[Collected data]
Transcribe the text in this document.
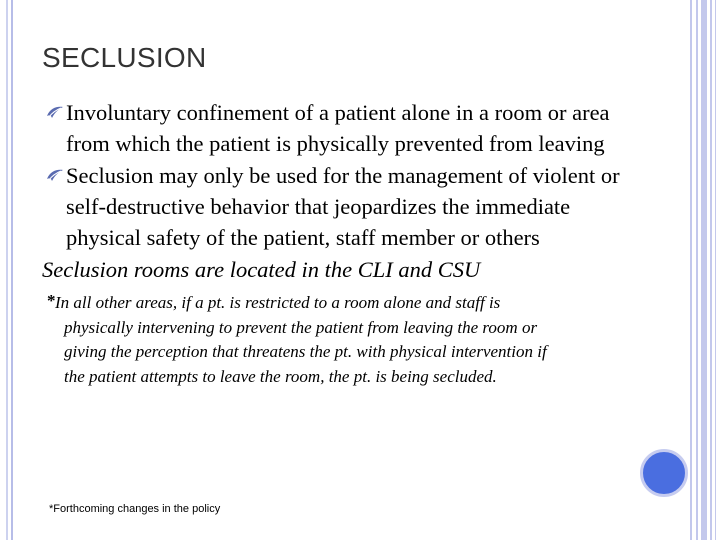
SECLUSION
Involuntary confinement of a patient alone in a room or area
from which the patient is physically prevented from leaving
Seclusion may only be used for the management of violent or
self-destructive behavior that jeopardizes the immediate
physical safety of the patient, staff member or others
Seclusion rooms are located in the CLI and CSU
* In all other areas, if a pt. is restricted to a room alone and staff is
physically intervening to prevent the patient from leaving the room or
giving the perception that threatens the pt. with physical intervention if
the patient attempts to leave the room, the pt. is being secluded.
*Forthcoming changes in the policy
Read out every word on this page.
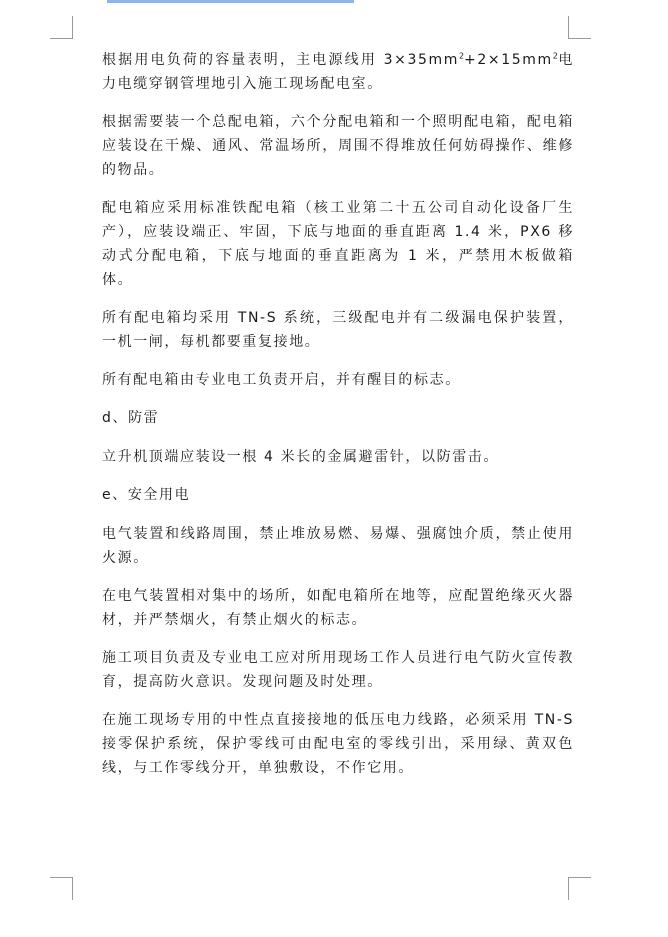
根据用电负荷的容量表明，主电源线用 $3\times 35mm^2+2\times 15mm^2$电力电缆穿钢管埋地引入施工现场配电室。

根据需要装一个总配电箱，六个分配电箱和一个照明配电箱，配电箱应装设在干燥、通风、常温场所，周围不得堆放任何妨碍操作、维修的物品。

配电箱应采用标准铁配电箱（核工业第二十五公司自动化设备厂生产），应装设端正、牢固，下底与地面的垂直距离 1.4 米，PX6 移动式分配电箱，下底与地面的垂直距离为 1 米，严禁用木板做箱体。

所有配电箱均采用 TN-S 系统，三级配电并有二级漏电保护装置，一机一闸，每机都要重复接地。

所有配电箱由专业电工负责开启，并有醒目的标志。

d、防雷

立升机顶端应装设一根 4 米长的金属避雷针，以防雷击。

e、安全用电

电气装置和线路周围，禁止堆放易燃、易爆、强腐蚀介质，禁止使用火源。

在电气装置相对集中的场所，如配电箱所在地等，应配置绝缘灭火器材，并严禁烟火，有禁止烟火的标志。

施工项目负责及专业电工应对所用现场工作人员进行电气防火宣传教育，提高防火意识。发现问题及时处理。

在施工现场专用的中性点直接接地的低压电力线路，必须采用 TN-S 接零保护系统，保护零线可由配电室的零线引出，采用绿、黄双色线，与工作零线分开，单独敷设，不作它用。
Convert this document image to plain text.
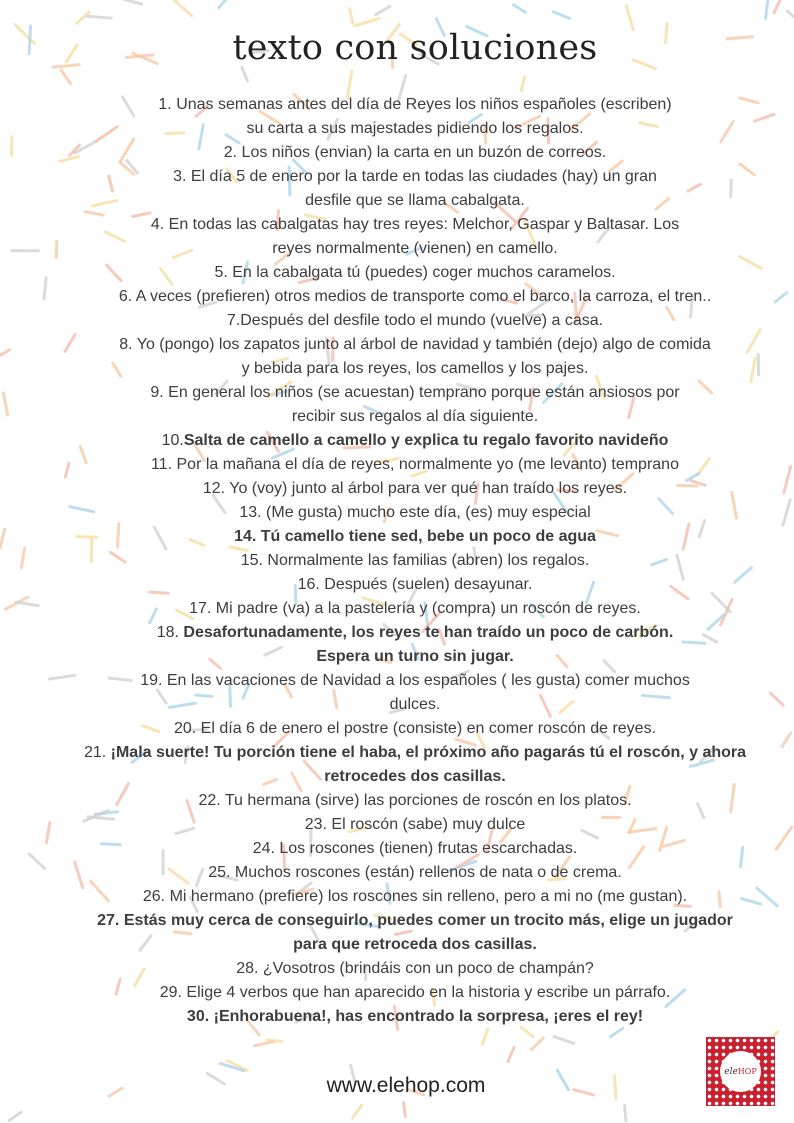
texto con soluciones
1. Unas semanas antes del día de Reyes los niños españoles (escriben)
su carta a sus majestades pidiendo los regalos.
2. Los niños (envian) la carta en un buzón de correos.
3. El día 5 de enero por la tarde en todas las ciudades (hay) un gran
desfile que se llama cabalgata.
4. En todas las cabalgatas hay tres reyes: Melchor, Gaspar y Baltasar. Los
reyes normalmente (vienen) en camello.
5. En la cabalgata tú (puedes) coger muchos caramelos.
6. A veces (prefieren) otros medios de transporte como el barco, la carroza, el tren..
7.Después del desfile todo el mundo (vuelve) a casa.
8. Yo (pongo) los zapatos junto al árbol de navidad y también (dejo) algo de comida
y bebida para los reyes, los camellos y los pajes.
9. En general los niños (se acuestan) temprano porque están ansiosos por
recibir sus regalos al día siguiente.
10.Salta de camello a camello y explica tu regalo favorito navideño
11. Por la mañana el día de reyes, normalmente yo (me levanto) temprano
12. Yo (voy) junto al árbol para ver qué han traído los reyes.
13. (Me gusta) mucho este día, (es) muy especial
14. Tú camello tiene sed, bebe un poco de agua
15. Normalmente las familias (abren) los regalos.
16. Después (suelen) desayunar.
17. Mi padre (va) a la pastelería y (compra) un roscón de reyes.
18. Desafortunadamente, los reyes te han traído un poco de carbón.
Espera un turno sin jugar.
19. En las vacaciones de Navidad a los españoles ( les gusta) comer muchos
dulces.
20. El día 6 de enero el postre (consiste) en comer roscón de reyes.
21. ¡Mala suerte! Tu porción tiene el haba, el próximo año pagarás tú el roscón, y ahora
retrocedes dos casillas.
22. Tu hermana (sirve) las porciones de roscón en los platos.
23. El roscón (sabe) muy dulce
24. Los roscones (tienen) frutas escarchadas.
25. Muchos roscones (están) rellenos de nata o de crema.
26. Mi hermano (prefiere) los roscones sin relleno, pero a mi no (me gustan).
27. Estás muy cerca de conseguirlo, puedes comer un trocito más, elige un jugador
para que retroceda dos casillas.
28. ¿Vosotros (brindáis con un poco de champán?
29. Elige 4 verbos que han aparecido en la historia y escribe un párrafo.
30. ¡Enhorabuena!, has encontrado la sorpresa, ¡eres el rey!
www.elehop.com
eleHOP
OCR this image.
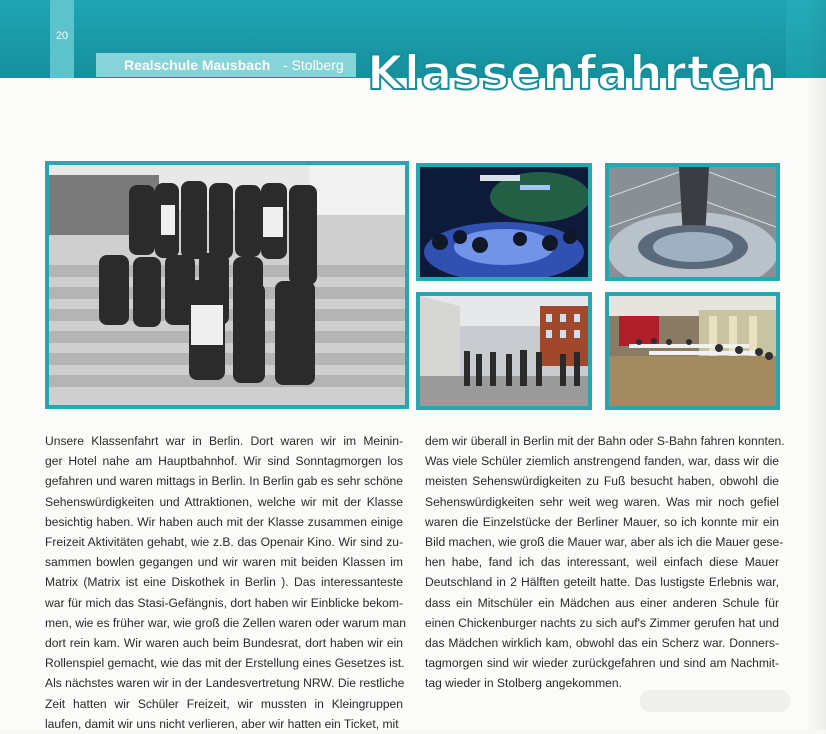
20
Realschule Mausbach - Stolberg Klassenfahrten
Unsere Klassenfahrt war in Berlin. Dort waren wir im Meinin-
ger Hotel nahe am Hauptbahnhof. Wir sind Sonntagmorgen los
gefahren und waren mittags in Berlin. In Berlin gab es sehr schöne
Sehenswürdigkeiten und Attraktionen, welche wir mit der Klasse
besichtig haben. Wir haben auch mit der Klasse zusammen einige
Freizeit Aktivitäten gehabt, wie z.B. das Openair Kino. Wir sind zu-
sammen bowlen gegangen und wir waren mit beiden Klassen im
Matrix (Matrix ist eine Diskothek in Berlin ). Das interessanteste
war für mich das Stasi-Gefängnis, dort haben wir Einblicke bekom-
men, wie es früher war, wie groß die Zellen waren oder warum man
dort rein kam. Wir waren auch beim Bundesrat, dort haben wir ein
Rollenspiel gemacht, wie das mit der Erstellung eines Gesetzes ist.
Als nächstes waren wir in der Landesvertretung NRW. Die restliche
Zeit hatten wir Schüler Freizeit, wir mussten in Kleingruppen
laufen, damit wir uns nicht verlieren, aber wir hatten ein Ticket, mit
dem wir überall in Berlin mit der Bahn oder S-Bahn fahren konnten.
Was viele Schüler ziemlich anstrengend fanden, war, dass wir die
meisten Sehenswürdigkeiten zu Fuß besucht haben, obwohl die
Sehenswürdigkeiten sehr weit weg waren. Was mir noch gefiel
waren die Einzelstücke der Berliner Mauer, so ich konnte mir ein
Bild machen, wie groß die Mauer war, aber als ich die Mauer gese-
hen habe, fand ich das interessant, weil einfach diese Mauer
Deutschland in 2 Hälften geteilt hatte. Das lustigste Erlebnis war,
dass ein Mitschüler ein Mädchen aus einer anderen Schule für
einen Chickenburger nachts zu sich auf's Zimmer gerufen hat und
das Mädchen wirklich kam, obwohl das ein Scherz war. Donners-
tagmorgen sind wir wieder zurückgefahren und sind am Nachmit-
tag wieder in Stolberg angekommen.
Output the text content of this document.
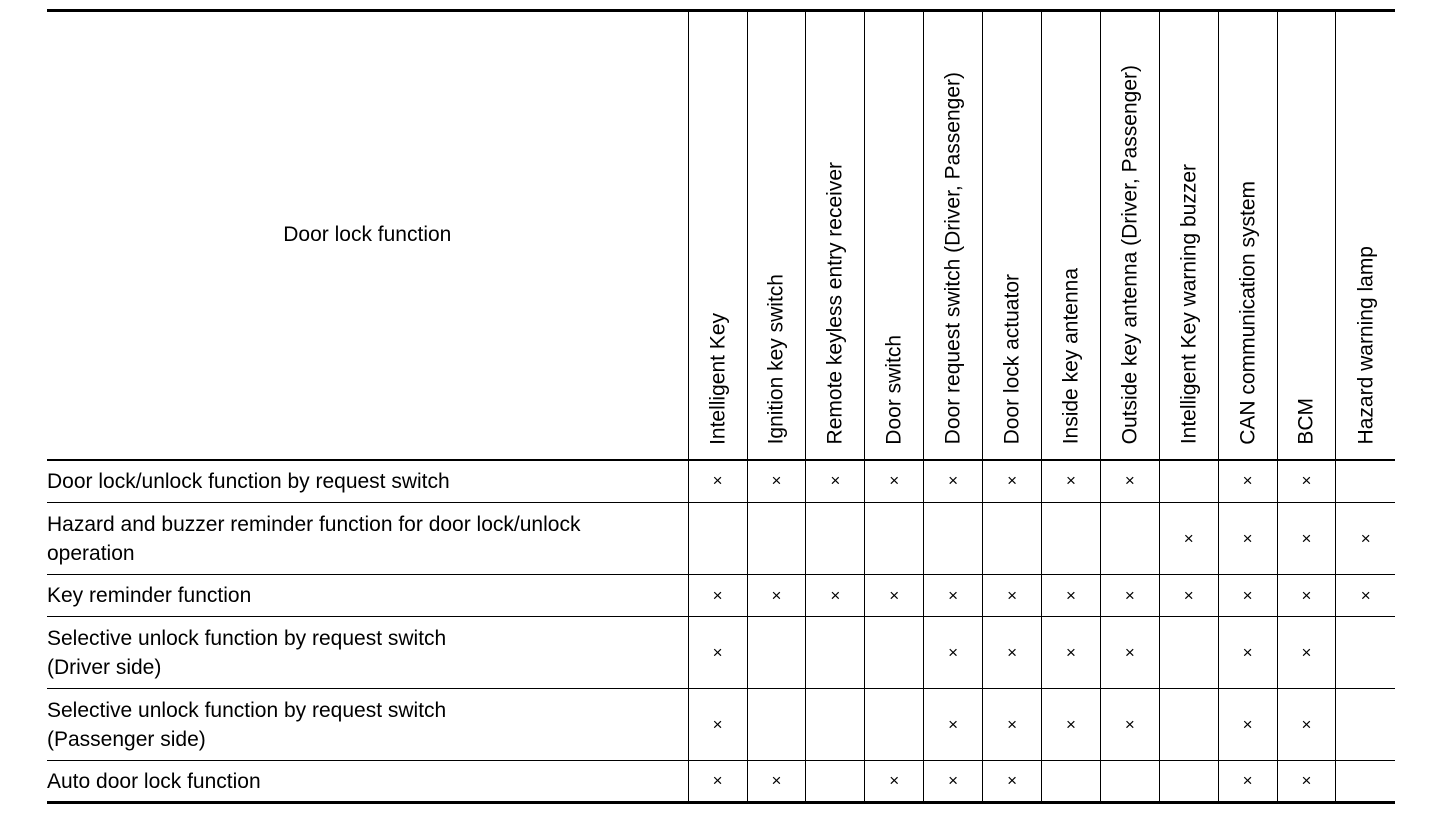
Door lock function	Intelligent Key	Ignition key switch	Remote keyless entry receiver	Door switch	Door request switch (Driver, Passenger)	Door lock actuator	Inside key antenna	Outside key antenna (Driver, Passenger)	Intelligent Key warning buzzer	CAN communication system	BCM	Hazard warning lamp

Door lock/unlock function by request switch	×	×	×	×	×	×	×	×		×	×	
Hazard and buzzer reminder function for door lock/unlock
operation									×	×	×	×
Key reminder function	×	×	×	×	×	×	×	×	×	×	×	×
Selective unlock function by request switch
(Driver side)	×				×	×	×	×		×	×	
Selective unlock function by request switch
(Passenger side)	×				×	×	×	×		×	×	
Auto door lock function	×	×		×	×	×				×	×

* Instructions for the task: Return only those lines of the records that contain the string "sind".

* Answer below:
ger Hotel nahe am Hauptbahnhof. Wir sind Sonntagmorgen los
Freizeit Aktivitäten gehabt, wie z.B. das Openair Kino. Wir sind zu-
tagmorgen sind wir wieder zurückgefahren und sind am Nachmit-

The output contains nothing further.